### Task instructions
Search the entries for the word "name" and pull out each line that has it.

——

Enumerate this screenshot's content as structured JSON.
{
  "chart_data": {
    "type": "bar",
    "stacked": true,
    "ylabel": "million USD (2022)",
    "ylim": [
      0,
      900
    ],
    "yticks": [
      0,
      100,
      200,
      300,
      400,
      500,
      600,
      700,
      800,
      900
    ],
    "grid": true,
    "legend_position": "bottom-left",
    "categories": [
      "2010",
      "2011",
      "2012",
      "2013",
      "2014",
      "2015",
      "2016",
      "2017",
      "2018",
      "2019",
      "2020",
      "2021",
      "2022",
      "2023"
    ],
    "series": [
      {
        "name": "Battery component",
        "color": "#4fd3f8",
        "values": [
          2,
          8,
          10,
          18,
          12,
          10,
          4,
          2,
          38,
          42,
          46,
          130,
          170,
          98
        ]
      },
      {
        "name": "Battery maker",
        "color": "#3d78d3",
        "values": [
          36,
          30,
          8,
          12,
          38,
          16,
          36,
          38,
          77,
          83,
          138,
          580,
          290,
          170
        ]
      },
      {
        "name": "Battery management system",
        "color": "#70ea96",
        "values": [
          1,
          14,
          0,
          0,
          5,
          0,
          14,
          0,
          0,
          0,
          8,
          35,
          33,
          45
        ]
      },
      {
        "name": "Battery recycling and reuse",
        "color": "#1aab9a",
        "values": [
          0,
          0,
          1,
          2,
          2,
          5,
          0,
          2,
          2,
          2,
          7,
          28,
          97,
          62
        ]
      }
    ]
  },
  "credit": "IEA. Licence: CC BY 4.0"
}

——

### Solution for this exercise
        "name": "Battery component",
        "name": "Battery maker",
        "name": "Battery management system",
        "name": "Battery recycling and reuse",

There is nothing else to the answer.